Copy each line of the material below that includes the string "stats".
········
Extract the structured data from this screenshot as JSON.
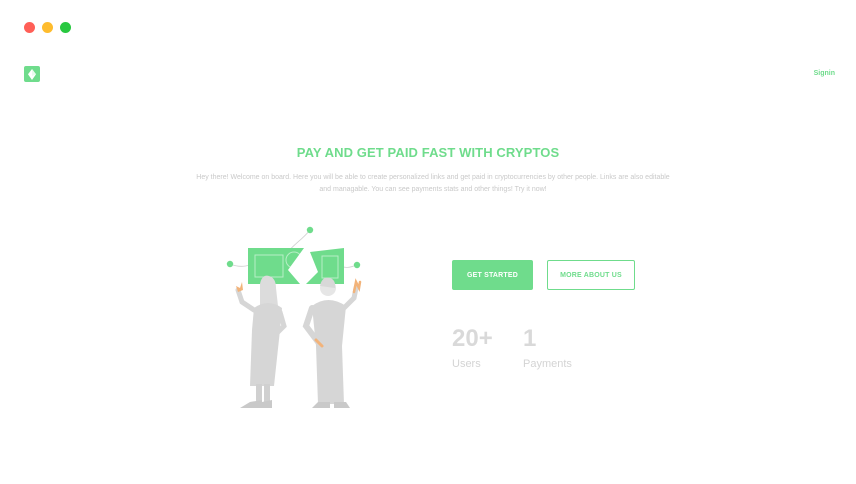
{
  "window": {
    "controls": [
      "close",
      "minimize",
      "maximize"
    ]
  },
  "header": {
    "logo_icon": "ethereum-diamond-icon",
    "signin_label": "Signin"
  },
  "hero": {
    "title": "PAY AND GET PAID FAST WITH CRYPTOS",
    "description": "Hey there! Welcome on board. Here you will be able to create personalized links and get paid in cryptocurrencies by other people. Links are also editable and managable. You can see payments stats and other things! Try it now!"
  },
  "actions": {
    "get_started_label": "GET STARTED",
    "more_about_label": "MORE ABOUT US"
  },
  "stats": {
    "users": {
      "value": "20+",
      "label": "Users"
    },
    "payments": {
      "value": "1",
      "label": "Payments"
    }
  },
  "colors": {
    "accent": "#6fdc8c",
    "muted_text": "#c9c9c9",
    "stat_text": "#d9d9d9"
  },
  "illustration": "two-people-holding-torn-banknote"
}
········
> THE RESPONSE
    "description": "Hey there! Welcome on board. Here you will be able to create personalized links and get paid in cryptocurrencies by other people. Links are also editable and managable. You can see payments stats and other things! Try it now!"
  "stats": {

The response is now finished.